──────── Task inputs ────────
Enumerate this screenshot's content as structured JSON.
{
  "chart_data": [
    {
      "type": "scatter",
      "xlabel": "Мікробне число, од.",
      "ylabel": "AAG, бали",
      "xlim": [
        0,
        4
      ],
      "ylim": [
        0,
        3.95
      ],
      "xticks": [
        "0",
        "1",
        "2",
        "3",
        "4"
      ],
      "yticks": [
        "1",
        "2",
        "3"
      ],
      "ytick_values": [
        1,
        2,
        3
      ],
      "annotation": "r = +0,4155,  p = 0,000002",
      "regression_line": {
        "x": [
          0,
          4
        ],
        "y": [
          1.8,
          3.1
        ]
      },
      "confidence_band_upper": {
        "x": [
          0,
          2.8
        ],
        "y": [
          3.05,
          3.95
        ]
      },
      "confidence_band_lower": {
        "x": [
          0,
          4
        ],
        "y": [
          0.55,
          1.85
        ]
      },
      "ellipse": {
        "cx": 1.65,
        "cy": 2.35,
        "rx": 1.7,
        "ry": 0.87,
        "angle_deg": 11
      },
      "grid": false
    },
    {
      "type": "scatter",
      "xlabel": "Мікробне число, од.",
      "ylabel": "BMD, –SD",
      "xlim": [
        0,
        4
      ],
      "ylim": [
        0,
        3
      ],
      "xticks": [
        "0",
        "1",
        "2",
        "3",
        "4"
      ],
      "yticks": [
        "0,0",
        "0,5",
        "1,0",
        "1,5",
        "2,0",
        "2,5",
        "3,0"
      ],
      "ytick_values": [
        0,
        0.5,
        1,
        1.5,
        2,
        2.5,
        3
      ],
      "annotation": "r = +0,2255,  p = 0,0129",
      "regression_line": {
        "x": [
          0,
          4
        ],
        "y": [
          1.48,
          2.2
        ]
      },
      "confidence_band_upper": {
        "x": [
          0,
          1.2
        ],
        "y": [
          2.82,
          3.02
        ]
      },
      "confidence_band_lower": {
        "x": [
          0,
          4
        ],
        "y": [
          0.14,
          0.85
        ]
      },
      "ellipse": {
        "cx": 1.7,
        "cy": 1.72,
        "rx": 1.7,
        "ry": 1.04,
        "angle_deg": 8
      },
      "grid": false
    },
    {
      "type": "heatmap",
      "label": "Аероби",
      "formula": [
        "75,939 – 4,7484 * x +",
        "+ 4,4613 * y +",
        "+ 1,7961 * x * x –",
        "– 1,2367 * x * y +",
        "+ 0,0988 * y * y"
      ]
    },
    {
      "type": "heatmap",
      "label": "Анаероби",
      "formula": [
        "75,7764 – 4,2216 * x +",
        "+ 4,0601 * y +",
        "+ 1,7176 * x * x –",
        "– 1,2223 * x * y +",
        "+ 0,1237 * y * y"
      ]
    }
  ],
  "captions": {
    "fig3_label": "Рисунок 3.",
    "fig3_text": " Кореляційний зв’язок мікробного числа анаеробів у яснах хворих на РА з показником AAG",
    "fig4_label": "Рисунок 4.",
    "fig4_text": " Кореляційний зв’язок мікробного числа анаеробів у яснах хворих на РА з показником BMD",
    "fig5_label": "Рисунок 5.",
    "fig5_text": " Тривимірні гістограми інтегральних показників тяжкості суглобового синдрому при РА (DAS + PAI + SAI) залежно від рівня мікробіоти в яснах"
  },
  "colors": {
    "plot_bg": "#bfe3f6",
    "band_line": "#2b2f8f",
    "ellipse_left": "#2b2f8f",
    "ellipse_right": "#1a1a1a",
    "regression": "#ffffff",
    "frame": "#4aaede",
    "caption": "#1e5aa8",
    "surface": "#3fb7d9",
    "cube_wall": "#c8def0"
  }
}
────────
Reproduce the material above exactly; please quote every line of it.

Enumerate this screenshot's content as structured JSON.
{
  "chart_data": [
    {
      "type": "scatter",
      "xlabel": "Мікробне число, од.",
      "ylabel": "AAG, бали",
      "xlim": [
        0,
        4
      ],
      "ylim": [
        0,
        3.95
      ],
      "xticks": [
        "0",
        "1",
        "2",
        "3",
        "4"
      ],
      "yticks": [
        "1",
        "2",
        "3"
      ],
      "ytick_values": [
        1,
        2,
        3
      ],
      "annotation": "r = +0,4155,  p = 0,000002",
      "regression_line": {
        "x": [
          0,
          4
        ],
        "y": [
          1.8,
          3.1
        ]
      },
      "confidence_band_upper": {
        "x": [
          0,
          2.8
        ],
        "y": [
          3.05,
          3.95
        ]
      },
      "confidence_band_lower": {
        "x": [
          0,
          4
        ],
        "y": [
          0.55,
          1.85
        ]
      },
      "ellipse": {
        "cx": 1.65,
        "cy": 2.35,
        "rx": 1.7,
        "ry": 0.87,
        "angle_deg": 11
      },
      "grid": false
    },
    {
      "type": "scatter",
      "xlabel": "Мікробне число, од.",
      "ylabel": "BMD, –SD",
      "xlim": [
        0,
        4
      ],
      "ylim": [
        0,
        3
      ],
      "xticks": [
        "0",
        "1",
        "2",
        "3",
        "4"
      ],
      "yticks": [
        "0,0",
        "0,5",
        "1,0",
        "1,5",
        "2,0",
        "2,5",
        "3,0"
      ],
      "ytick_values": [
        0,
        0.5,
        1,
        1.5,
        2,
        2.5,
        3
      ],
      "annotation": "r = +0,2255,  p = 0,0129",
      "regression_line": {
        "x": [
          0,
          4
        ],
        "y": [
          1.48,
          2.2
        ]
      },
      "confidence_band_upper": {
        "x": [
          0,
          1.2
        ],
        "y": [
          2.82,
          3.02
        ]
      },
      "confidence_band_lower": {
        "x": [
          0,
          4
        ],
        "y": [
          0.14,
          0.85
        ]
      },
      "ellipse": {
        "cx": 1.7,
        "cy": 1.72,
        "rx": 1.7,
        "ry": 1.04,
        "angle_deg": 8
      },
      "grid": false
    },
    {
      "type": "heatmap",
      "label": "Аероби",
      "formula": [
        "75,939 – 4,7484 * x +",
        "+ 4,4613 * y +",
        "+ 1,7961 * x * x –",
        "– 1,2367 * x * y +",
        "+ 0,0988 * y * y"
      ]
    },
    {
      "type": "heatmap",
      "label": "Анаероби",
      "formula": [
        "75,7764 – 4,2216 * x +",
        "+ 4,0601 * y +",
        "+ 1,7176 * x * x –",
        "– 1,2223 * x * y +",
        "+ 0,1237 * y * y"
      ]
    }
  ],
  "captions": {
    "fig3_label": "Рисунок 3.",
    "fig3_text": " Кореляційний зв’язок мікробного числа анаеробів у яснах хворих на РА з показником AAG",
    "fig4_label": "Рисунок 4.",
    "fig4_text": " Кореляційний зв’язок мікробного числа анаеробів у яснах хворих на РА з показником BMD",
    "fig5_label": "Рисунок 5.",
    "fig5_text": " Тривимірні гістограми інтегральних показників тяжкості суглобового синдрому при РА (DAS + PAI + SAI) залежно від рівня мікробіоти в яснах"
  },
  "colors": {
    "plot_bg": "#bfe3f6",
    "band_line": "#2b2f8f",
    "ellipse_left": "#2b2f8f",
    "ellipse_right": "#1a1a1a",
    "regression": "#ffffff",
    "frame": "#4aaede",
    "caption": "#1e5aa8",
    "surface": "#3fb7d9",
    "cube_wall": "#c8def0"
  }
}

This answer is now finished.